**What is required:** The word "catalyzed" turns up on some lines of this data; say how many, and give no other text.

**Task material:**

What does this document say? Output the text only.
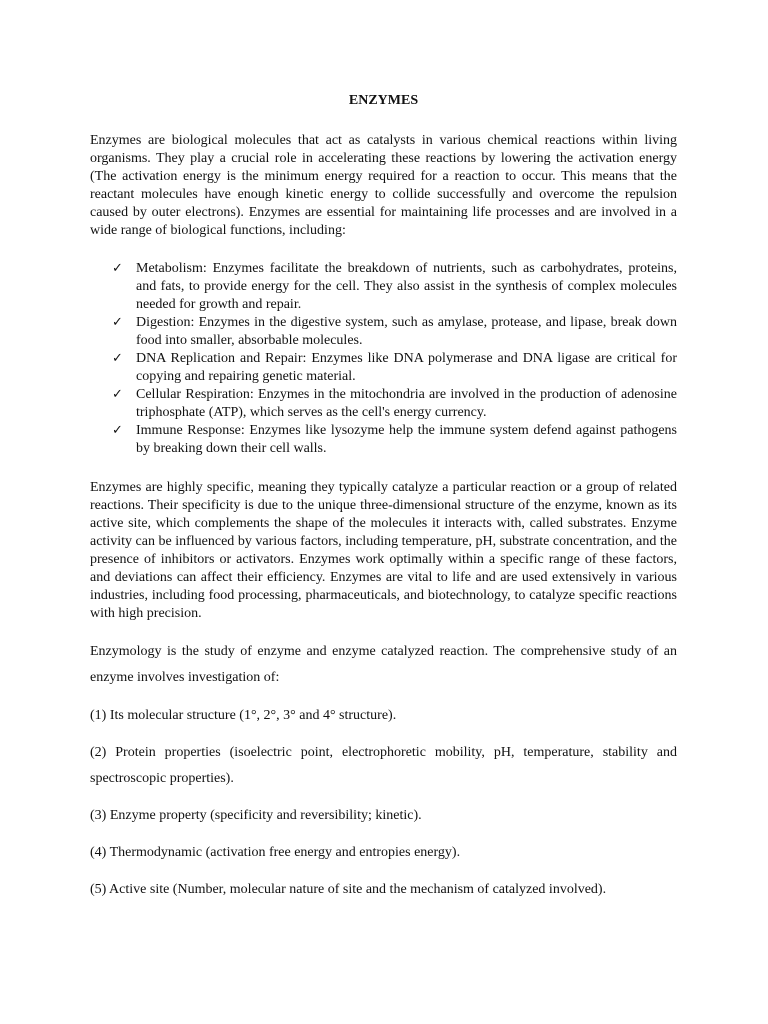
ENZYMES

Enzymes are biological molecules that act as catalysts in various chemical reactions within living organisms. They play a crucial role in accelerating these reactions by lowering the activation energy (The activation energy is the minimum energy required for a reaction to occur. This means that the reactant molecules have enough kinetic energy to collide successfully and overcome the repulsion caused by outer electrons). Enzymes are essential for maintaining life processes and are involved in a wide range of biological functions, including:

✓ Metabolism: Enzymes facilitate the breakdown of nutrients, such as carbohydrates, proteins, and fats, to provide energy for the cell. They also assist in the synthesis of complex molecules needed for growth and repair.
✓ Digestion: Enzymes in the digestive system, such as amylase, protease, and lipase, break down food into smaller, absorbable molecules.
✓ DNA Replication and Repair: Enzymes like DNA polymerase and DNA ligase are critical for copying and repairing genetic material.
✓ Cellular Respiration: Enzymes in the mitochondria are involved in the production of adenosine triphosphate (ATP), which serves as the cell's energy currency.
✓ Immune Response: Enzymes like lysozyme help the immune system defend against pathogens by breaking down their cell walls.

Enzymes are highly specific, meaning they typically catalyze a particular reaction or a group of related reactions. Their specificity is due to the unique three-dimensional structure of the enzyme, known as its active site, which complements the shape of the molecules it interacts with, called substrates. Enzyme activity can be influenced by various factors, including temperature, pH, substrate concentration, and the presence of inhibitors or activators. Enzymes work optimally within a specific range of these factors, and deviations can affect their efficiency. Enzymes are vital to life and are used extensively in various industries, including food processing, pharmaceuticals, and biotechnology, to catalyze specific reactions with high precision.

Enzymology is the study of enzyme and enzyme catalyzed reaction. The comprehensive study of an enzyme involves investigation of:

(1) Its molecular structure (1°, 2°, 3° and 4° structure).

(2) Protein properties (isoelectric point, electrophoretic mobility, pH, temperature, stability and spectroscopic properties).

(3) Enzyme property (specificity and reversibility; kinetic).

(4) Thermodynamic (activation free energy and entropies energy).

(5) Active site (Number, molecular nature of site and the mechanism of catalyzed involved).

**Your response:** 2